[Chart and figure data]

╭──

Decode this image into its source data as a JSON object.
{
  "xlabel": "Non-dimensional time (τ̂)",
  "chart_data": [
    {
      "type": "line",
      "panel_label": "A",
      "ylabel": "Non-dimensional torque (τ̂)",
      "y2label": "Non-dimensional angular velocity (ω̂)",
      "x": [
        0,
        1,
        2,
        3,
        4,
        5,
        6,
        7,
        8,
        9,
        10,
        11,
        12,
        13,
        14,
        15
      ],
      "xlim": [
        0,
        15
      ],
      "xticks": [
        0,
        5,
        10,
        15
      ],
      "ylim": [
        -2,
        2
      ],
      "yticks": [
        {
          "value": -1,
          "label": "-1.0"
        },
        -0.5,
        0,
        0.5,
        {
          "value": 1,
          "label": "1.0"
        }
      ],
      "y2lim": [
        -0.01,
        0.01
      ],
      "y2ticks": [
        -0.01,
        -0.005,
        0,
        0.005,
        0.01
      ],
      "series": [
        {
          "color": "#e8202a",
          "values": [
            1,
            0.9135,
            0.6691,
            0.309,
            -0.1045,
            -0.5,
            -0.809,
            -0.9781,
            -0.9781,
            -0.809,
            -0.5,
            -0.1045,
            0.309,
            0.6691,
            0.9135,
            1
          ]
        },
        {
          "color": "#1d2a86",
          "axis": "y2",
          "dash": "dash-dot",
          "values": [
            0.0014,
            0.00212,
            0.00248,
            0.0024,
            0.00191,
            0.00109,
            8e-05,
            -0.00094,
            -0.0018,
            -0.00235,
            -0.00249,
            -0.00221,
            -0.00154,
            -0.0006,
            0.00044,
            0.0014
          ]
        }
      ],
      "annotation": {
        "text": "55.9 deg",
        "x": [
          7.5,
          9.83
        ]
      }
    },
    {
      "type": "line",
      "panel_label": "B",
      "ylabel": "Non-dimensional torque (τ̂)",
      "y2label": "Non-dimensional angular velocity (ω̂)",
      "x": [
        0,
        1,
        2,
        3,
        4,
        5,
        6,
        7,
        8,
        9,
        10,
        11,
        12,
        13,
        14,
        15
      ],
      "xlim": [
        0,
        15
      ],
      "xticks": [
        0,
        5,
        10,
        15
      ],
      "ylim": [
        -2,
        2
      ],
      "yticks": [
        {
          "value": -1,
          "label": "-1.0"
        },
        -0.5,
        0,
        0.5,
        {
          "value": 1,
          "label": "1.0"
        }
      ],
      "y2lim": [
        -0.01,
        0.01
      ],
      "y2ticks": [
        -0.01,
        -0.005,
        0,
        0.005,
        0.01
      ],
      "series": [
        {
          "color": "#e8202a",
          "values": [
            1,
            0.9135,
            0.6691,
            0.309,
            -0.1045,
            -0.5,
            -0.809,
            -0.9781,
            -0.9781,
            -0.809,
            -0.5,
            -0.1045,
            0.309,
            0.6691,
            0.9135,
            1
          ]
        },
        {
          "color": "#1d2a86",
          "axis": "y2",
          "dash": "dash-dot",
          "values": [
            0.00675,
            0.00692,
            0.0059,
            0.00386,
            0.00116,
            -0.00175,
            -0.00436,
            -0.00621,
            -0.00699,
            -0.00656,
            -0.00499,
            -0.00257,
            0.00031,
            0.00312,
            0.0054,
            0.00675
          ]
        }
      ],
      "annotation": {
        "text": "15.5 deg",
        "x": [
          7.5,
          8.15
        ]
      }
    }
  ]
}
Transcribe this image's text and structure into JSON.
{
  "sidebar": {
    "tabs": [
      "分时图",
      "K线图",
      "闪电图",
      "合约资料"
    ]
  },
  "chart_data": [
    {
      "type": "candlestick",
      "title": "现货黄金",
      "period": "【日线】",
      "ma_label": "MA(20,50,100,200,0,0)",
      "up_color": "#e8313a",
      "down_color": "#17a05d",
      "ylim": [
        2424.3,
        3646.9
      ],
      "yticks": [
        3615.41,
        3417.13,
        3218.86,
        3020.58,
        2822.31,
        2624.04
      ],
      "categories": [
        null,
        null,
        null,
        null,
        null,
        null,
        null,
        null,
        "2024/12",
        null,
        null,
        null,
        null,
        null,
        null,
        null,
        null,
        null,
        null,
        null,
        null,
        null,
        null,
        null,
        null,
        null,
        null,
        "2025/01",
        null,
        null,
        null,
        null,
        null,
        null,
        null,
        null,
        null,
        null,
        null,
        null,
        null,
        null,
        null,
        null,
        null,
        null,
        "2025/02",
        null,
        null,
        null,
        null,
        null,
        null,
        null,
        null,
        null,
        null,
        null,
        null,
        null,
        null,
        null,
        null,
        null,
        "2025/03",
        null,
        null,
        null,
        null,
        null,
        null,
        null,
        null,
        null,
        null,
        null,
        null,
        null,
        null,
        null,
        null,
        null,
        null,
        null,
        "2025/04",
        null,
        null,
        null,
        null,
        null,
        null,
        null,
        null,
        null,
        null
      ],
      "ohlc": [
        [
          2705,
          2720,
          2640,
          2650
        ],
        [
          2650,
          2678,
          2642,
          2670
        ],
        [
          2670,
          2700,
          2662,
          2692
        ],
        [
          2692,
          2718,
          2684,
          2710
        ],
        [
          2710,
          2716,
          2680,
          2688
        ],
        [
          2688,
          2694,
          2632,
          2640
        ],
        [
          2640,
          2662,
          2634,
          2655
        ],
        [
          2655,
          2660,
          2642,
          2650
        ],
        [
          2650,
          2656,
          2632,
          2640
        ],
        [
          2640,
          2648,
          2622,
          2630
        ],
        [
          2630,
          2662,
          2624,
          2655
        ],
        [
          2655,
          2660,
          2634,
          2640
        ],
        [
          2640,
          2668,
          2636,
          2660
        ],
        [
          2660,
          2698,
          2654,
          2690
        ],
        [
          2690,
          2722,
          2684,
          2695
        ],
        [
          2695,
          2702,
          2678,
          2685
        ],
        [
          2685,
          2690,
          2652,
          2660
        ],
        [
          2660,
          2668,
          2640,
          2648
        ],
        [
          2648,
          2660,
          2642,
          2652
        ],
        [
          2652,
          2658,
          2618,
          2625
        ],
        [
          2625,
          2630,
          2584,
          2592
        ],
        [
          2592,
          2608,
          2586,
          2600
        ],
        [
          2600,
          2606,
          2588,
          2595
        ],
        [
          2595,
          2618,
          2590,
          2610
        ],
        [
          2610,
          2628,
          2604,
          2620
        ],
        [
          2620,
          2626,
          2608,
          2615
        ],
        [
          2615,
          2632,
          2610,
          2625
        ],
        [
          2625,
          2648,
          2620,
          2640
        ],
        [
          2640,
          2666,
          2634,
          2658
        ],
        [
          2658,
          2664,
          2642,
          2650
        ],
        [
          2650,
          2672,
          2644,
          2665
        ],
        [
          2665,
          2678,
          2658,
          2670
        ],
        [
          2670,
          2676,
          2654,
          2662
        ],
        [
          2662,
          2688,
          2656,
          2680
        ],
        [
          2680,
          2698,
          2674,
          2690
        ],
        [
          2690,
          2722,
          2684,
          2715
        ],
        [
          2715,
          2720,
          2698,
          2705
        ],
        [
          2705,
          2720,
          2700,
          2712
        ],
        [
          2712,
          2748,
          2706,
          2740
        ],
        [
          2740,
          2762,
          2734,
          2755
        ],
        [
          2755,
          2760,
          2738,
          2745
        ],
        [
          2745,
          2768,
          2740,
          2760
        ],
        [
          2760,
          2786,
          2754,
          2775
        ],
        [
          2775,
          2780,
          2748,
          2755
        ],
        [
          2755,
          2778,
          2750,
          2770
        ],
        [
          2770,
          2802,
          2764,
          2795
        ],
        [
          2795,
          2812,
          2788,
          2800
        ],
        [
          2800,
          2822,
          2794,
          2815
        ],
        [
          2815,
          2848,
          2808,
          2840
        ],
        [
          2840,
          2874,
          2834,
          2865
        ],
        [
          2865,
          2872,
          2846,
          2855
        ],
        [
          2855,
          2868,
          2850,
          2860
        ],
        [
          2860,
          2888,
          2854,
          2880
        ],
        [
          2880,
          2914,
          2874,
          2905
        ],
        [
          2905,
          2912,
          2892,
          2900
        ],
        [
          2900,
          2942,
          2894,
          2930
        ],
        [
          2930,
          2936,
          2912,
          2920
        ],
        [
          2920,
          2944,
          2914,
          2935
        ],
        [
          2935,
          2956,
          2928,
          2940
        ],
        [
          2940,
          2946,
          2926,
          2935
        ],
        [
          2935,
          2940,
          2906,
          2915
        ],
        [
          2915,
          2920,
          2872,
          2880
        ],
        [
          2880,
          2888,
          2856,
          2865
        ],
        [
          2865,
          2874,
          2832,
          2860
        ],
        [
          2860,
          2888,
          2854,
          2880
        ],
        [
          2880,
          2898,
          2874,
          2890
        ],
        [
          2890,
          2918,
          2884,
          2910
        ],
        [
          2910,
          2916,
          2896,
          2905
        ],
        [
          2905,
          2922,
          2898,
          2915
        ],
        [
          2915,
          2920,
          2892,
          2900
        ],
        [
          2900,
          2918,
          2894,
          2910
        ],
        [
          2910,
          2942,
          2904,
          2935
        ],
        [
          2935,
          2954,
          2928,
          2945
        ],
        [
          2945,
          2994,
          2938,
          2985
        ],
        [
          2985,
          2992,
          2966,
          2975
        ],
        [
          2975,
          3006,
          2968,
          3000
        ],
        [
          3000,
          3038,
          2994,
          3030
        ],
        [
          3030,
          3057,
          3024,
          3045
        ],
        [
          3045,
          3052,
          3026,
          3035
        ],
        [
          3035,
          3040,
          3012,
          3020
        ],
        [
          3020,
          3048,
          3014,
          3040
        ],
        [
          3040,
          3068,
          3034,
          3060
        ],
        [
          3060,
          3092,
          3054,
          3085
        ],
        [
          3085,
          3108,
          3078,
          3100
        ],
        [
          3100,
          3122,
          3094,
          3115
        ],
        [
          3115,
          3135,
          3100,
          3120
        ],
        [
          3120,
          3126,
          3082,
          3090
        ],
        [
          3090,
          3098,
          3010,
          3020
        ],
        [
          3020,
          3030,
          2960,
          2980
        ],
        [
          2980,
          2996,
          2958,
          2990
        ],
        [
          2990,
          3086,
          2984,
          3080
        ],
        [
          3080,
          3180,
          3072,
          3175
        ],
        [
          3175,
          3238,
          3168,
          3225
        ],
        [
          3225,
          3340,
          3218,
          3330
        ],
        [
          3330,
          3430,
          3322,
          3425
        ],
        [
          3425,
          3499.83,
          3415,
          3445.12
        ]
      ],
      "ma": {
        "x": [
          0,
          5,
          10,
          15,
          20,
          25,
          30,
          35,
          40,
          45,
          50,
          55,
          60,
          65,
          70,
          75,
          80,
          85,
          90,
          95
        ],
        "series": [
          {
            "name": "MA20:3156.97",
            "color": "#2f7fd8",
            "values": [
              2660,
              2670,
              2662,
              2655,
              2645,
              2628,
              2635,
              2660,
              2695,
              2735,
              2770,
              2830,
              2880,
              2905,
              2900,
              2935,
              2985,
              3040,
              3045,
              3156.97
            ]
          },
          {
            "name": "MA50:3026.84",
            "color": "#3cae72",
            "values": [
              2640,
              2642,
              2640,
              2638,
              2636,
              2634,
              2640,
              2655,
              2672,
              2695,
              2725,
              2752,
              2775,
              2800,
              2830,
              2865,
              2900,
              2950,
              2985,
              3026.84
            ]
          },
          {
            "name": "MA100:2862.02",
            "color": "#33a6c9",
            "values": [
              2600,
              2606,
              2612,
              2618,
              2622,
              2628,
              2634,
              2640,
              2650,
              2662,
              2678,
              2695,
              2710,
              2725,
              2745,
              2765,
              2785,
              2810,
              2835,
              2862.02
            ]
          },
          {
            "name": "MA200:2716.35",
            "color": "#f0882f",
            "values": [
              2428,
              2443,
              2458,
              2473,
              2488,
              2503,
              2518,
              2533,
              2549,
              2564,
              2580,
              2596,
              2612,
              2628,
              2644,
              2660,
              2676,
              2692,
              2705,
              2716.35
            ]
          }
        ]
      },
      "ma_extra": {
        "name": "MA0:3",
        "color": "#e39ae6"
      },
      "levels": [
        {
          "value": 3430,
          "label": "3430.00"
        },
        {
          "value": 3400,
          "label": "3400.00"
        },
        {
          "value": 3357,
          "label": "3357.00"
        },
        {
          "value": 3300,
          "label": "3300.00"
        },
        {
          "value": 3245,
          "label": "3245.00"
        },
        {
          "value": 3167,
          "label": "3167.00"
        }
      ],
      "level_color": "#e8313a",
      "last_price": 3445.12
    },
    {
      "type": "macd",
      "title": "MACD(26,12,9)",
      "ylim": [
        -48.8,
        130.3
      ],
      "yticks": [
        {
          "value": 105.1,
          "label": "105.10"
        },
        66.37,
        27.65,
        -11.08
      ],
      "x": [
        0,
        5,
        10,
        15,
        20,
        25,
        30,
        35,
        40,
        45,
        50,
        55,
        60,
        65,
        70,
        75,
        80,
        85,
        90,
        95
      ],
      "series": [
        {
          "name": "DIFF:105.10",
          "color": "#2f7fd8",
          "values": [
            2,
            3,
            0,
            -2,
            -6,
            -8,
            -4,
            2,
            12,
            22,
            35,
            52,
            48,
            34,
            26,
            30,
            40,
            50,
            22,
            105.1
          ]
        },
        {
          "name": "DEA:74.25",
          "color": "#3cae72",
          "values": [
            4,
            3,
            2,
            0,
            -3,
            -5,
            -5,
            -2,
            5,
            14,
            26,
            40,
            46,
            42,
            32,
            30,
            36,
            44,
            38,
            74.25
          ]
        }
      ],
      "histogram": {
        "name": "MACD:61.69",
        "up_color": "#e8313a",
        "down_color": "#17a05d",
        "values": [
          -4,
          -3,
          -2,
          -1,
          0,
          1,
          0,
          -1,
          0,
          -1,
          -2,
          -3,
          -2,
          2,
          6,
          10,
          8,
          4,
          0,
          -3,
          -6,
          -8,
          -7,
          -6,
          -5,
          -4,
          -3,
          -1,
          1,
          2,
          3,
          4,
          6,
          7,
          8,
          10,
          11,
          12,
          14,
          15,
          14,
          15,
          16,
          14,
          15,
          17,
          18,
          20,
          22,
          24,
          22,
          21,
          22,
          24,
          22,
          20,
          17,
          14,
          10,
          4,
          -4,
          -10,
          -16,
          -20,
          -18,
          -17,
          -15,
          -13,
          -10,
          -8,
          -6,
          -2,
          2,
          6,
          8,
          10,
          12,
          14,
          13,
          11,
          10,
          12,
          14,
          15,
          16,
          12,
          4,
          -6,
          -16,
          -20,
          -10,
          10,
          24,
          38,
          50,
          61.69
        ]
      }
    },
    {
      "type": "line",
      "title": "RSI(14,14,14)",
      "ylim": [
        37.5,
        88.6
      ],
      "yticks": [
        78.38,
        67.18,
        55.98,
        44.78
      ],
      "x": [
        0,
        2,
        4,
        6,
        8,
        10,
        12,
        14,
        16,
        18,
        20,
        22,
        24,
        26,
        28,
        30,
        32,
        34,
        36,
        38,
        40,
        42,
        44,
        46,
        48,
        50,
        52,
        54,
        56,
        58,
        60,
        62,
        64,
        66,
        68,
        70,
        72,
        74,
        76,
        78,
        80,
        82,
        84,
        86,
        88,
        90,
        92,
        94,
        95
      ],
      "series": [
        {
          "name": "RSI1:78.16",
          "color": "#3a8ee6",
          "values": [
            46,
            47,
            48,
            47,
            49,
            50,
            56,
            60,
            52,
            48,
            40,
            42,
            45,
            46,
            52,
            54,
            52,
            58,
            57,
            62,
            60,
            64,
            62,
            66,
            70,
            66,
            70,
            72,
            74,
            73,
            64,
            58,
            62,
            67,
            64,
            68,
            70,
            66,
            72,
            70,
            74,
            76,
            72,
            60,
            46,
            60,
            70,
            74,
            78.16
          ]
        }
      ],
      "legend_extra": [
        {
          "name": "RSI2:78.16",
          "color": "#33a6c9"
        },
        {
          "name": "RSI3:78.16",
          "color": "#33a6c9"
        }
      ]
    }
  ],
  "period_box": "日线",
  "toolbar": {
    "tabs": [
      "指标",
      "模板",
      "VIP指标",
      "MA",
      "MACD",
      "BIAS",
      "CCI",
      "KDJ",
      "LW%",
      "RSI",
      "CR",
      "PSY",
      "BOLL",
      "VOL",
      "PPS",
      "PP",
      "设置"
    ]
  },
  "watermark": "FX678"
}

╰──

* _Aim of the exercise_
From the listing above, copy all lines holding the word "title".

* _Task solution_
      "title": "现货黄金",
      "title": "MACD(26,12,9)",
      "title": "RSI(14,14,14)",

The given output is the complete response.